* Goal of the exercise: Your task is to reproduce the entries below word for word.

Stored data
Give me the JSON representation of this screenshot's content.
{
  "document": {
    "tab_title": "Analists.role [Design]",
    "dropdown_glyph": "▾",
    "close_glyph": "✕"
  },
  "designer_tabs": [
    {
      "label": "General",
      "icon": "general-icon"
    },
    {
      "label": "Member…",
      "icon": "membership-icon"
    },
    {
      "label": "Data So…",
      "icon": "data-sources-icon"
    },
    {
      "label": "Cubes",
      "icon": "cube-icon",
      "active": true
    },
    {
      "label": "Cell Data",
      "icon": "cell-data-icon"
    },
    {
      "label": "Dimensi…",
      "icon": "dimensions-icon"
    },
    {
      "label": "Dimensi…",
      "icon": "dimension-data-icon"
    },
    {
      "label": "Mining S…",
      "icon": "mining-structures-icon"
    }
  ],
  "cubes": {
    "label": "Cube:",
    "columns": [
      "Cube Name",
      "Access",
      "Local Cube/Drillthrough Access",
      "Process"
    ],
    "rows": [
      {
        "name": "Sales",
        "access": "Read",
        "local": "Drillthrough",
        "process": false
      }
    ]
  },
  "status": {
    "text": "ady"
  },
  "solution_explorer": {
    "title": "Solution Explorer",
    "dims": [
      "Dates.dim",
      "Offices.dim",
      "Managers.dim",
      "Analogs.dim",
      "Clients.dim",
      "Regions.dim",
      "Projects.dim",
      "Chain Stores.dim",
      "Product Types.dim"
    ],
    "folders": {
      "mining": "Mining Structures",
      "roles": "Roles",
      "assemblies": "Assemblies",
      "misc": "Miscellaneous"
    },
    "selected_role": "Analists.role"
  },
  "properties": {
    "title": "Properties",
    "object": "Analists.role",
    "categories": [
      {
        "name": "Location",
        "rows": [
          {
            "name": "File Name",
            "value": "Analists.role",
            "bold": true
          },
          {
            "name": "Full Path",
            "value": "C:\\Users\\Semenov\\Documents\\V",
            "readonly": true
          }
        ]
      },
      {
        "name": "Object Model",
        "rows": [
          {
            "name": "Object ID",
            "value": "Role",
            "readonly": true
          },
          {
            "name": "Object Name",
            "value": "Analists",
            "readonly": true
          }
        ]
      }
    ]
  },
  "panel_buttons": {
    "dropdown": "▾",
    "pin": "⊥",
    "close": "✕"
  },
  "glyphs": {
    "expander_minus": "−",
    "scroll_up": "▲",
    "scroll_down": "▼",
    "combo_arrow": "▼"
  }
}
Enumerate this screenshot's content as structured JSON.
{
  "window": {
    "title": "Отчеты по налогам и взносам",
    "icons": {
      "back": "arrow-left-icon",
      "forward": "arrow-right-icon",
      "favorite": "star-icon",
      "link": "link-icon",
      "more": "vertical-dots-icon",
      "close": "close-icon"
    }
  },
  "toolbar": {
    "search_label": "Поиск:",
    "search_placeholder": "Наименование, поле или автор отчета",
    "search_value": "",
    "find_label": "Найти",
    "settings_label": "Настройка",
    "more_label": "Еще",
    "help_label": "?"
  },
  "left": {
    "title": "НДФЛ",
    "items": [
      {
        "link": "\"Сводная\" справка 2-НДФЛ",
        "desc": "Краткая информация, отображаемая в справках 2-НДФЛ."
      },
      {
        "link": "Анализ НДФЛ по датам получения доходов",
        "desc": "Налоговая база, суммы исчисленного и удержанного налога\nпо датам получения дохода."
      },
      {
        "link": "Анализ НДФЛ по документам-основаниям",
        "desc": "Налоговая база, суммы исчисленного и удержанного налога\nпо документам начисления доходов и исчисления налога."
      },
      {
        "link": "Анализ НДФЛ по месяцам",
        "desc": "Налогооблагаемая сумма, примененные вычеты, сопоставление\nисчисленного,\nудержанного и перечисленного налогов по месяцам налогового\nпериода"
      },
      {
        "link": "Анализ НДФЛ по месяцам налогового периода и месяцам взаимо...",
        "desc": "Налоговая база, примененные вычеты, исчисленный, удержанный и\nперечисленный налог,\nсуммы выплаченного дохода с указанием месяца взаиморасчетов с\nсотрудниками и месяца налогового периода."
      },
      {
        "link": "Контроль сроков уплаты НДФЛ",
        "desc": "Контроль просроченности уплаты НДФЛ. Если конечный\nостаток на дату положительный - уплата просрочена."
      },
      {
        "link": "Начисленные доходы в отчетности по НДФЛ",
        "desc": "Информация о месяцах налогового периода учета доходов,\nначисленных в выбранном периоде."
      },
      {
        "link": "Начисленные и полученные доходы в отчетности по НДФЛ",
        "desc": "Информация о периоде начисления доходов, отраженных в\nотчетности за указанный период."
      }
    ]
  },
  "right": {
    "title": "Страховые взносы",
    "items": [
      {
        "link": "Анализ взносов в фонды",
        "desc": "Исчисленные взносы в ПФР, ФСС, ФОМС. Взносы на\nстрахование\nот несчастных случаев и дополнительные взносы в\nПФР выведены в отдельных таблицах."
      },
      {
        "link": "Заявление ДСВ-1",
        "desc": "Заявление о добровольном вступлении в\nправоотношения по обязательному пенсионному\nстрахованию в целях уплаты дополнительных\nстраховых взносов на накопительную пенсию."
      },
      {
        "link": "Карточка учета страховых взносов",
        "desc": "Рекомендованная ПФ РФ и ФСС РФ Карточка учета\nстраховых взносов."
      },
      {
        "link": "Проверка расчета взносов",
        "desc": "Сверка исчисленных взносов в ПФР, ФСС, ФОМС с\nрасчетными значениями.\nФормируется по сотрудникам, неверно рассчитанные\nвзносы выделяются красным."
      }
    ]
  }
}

* Worked answer:
Give me the JSON representation of this screenshot's content.
{
  "document": {
    "tab_title": "Analists.role [Design]",
    "dropdown_glyph": "▾",
    "close_glyph": "✕"
  },
  "designer_tabs": [
    {
      "label": "General",
      "icon": "general-icon"
    },
    {
      "label": "Member…",
      "icon": "membership-icon"
    },
    {
      "label": "Data So…",
      "icon": "data-sources-icon"
    },
    {
      "label": "Cubes",
      "icon": "cube-icon",
      "active": true
    },
    {
      "label": "Cell Data",
      "icon": "cell-data-icon"
    },
    {
      "label": "Dimensi…",
      "icon": "dimensions-icon"
    },
    {
      "label": "Dimensi…",
      "icon": "dimension-data-icon"
    },
    {
      "label": "Mining S…",
      "icon": "mining-structures-icon"
    }
  ],
  "cubes": {
    "label": "Cube:",
    "columns": [
      "Cube Name",
      "Access",
      "Local Cube/Drillthrough Access",
      "Process"
    ],
    "rows": [
      {
        "name": "Sales",
        "access": "Read",
        "local": "Drillthrough",
        "process": false
      }
    ]
  },
  "status": {
    "text": "ady"
  },
  "solution_explorer": {
    "title": "Solution Explorer",
    "dims": [
      "Dates.dim",
      "Offices.dim",
      "Managers.dim",
      "Analogs.dim",
      "Clients.dim",
      "Regions.dim",
      "Projects.dim",
      "Chain Stores.dim",
      "Product Types.dim"
    ],
    "folders": {
      "mining": "Mining Structures",
      "roles": "Roles",
      "assemblies": "Assemblies",
      "misc": "Miscellaneous"
    },
    "selected_role": "Analists.role"
  },
  "properties": {
    "title": "Properties",
    "object": "Analists.role",
    "categories": [
      {
        "name": "Location",
        "rows": [
          {
            "name": "File Name",
            "value": "Analists.role",
            "bold": true
          },
          {
            "name": "Full Path",
            "value": "C:\\Users\\Semenov\\Documents\\V",
            "readonly": true
          }
        ]
      },
      {
        "name": "Object Model",
        "rows": [
          {
            "name": "Object ID",
            "value": "Role",
            "readonly": true
          },
          {
            "name": "Object Name",
            "value": "Analists",
            "readonly": true
          }
        ]
      }
    ]
  },
  "panel_buttons": {
    "dropdown": "▾",
    "pin": "⊥",
    "close": "✕"
  },
  "glyphs": {
    "expander_minus": "−",
    "scroll_up": "▲",
    "scroll_down": "▼",
    "combo_arrow": "▼"
  }
}
Enumerate this screenshot's content as structured JSON.
{
  "window": {
    "title": "Отчеты по налогам и взносам",
    "icons": {
      "back": "arrow-left-icon",
      "forward": "arrow-right-icon",
      "favorite": "star-icon",
      "link": "link-icon",
      "more": "vertical-dots-icon",
      "close": "close-icon"
    }
  },
  "toolbar": {
    "search_label": "Поиск:",
    "search_placeholder": "Наименование, поле или автор отчета",
    "search_value": "",
    "find_label": "Найти",
    "settings_label": "Настройка",
    "more_label": "Еще",
    "help_label": "?"
  },
  "left": {
    "title": "НДФЛ",
    "items": [
      {
        "link": "\"Сводная\" справка 2-НДФЛ",
        "desc": "Краткая информация, отображаемая в справках 2-НДФЛ."
      },
      {
        "link": "Анализ НДФЛ по датам получения доходов",
        "desc": "Налоговая база, суммы исчисленного и удержанного налога\nпо датам получения дохода."
      },
      {
        "link": "Анализ НДФЛ по документам-основаниям",
        "desc": "Налоговая база, суммы исчисленного и удержанного налога\nпо документам начисления доходов и исчисления налога."
      },
      {
        "link": "Анализ НДФЛ по месяцам",
        "desc": "Налогооблагаемая сумма, примененные вычеты, сопоставление\nисчисленного,\nудержанного и перечисленного налогов по месяцам налогового\nпериода"
      },
      {
        "link": "Анализ НДФЛ по месяцам налогового периода и месяцам взаимо...",
        "desc": "Налоговая база, примененные вычеты, исчисленный, удержанный и\nперечисленный налог,\nсуммы выплаченного дохода с указанием месяца взаиморасчетов с\nсотрудниками и месяца налогового периода."
      },
      {
        "link": "Контроль сроков уплаты НДФЛ",
        "desc": "Контроль просроченности уплаты НДФЛ. Если конечный\nостаток на дату положительный - уплата просрочена."
      },
      {
        "link": "Начисленные доходы в отчетности по НДФЛ",
        "desc": "Информация о месяцах налогового периода учета доходов,\nначисленных в выбранном периоде."
      },
      {
        "link": "Начисленные и полученные доходы в отчетности по НДФЛ",
        "desc": "Информация о периоде начисления доходов, отраженных в\nотчетности за указанный период."
      }
    ]
  },
  "right": {
    "title": "Страховые взносы",
    "items": [
      {
        "link": "Анализ взносов в фонды",
        "desc": "Исчисленные взносы в ПФР, ФСС, ФОМС. Взносы на\nстрахование\nот несчастных случаев и дополнительные взносы в\nПФР выведены в отдельных таблицах."
      },
      {
        "link": "Заявление ДСВ-1",
        "desc": "Заявление о добровольном вступлении в\nправоотношения по обязательному пенсионному\nстрахованию в целях уплаты дополнительных\nстраховых взносов на накопительную пенсию."
      },
      {
        "link": "Карточка учета страховых взносов",
        "desc": "Рекомендованная ПФ РФ и ФСС РФ Карточка учета\nстраховых взносов."
      },
      {
        "link": "Проверка расчета взносов",
        "desc": "Сверка исчисленных взносов в ПФР, ФСС, ФОМС с\nрасчетными значениями.\nФормируется по сотрудникам, неверно рассчитанные\nвзносы выделяются красным."
      }
    ]
  }
}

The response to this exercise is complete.